■ WHAT IS BEING ASKED
Rename "app-icon" to "window-icon" in the stretch from the first row through the line containing "familia-select[interactable]: SIN FAMILIA". Return only those lines, unchanged apart from that replacement.
=== THE DATA ===
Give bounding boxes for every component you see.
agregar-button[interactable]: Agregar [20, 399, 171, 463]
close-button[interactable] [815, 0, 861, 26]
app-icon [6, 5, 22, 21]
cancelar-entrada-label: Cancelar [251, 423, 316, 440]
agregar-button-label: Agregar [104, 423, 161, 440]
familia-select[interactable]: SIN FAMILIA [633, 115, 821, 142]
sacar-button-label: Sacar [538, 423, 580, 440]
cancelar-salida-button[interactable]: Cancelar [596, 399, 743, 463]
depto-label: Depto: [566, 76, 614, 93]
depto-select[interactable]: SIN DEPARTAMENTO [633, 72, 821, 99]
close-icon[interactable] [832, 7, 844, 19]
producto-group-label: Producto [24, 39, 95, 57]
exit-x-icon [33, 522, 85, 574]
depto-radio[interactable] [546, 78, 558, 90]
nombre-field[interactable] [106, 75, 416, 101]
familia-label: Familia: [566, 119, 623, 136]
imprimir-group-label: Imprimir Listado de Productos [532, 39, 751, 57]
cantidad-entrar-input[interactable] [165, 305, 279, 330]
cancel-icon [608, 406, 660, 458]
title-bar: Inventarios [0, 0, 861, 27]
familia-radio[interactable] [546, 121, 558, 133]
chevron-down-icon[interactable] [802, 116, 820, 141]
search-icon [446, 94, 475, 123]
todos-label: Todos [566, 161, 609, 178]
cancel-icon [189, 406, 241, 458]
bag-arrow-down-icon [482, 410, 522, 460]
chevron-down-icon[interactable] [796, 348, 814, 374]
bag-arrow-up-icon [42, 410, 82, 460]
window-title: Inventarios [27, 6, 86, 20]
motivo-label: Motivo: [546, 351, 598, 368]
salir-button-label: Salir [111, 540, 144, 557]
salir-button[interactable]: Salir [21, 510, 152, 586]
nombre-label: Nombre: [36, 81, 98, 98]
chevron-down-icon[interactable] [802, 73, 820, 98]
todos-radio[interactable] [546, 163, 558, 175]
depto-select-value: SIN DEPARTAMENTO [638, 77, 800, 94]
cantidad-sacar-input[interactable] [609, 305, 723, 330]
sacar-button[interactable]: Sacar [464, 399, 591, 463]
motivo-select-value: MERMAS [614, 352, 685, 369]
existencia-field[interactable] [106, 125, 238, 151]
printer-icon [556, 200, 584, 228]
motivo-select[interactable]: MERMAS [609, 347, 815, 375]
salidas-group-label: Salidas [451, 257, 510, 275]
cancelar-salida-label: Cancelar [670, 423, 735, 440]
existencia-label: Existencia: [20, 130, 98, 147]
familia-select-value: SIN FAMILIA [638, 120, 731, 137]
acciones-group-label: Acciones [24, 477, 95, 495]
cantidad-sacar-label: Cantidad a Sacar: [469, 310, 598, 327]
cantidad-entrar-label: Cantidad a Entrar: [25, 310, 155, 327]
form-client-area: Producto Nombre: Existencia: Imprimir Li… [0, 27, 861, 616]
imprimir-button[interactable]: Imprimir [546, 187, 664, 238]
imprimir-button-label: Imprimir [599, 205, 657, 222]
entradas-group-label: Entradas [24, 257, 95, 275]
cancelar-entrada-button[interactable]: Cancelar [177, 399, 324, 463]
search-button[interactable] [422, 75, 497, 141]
===
■ ANSWER FOR THIS EXERCISE
Give bounding boxes for every component you see.
agregar-button[interactable]: Agregar [20, 399, 171, 463]
close-button[interactable] [815, 0, 861, 26]
window-icon [6, 5, 22, 21]
cancelar-entrada-label: Cancelar [251, 423, 316, 440]
agregar-button-label: Agregar [104, 423, 161, 440]
familia-select[interactable]: SIN FAMILIA [633, 115, 821, 142]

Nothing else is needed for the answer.